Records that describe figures

## BEGIN

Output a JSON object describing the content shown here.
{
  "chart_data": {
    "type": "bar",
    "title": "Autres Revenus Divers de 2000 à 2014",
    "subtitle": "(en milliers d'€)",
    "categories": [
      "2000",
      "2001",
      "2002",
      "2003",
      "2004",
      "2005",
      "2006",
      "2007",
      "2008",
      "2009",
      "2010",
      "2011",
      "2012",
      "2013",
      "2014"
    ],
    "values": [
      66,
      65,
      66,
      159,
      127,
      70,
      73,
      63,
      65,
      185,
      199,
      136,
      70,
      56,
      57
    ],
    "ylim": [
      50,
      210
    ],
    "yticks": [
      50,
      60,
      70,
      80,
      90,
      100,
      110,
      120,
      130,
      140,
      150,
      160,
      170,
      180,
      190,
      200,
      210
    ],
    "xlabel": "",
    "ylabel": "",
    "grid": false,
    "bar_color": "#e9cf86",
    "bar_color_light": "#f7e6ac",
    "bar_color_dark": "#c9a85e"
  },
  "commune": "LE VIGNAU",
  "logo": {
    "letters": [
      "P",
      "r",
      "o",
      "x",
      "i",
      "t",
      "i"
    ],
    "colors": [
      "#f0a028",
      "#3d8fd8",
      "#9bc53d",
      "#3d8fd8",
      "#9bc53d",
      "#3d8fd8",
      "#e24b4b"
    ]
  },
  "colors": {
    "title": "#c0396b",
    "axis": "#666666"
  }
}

## END

▶ **SHORT PROBLEM**:
Output the complete data exactly as written.

▶ **ANSWER TO THE TASK**:
Output a JSON object describing the content shown here.
{
  "chart_data": {
    "type": "bar",
    "title": "Autres Revenus Divers de 2000 à 2014",
    "subtitle": "(en milliers d'€)",
    "categories": [
      "2000",
      "2001",
      "2002",
      "2003",
      "2004",
      "2005",
      "2006",
      "2007",
      "2008",
      "2009",
      "2010",
      "2011",
      "2012",
      "2013",
      "2014"
    ],
    "values": [
      66,
      65,
      66,
      159,
      127,
      70,
      73,
      63,
      65,
      185,
      199,
      136,
      70,
      56,
      57
    ],
    "ylim": [
      50,
      210
    ],
    "yticks": [
      50,
      60,
      70,
      80,
      90,
      100,
      110,
      120,
      130,
      140,
      150,
      160,
      170,
      180,
      190,
      200,
      210
    ],
    "xlabel": "",
    "ylabel": "",
    "grid": false,
    "bar_color": "#e9cf86",
    "bar_color_light": "#f7e6ac",
    "bar_color_dark": "#c9a85e"
  },
  "commune": "LE VIGNAU",
  "logo": {
    "letters": [
      "P",
      "r",
      "o",
      "x",
      "i",
      "t",
      "i"
    ],
    "colors": [
      "#f0a028",
      "#3d8fd8",
      "#9bc53d",
      "#3d8fd8",
      "#9bc53d",
      "#3d8fd8",
      "#e24b4b"
    ]
  },
  "colors": {
    "title": "#c0396b",
    "axis": "#666666"
  }
}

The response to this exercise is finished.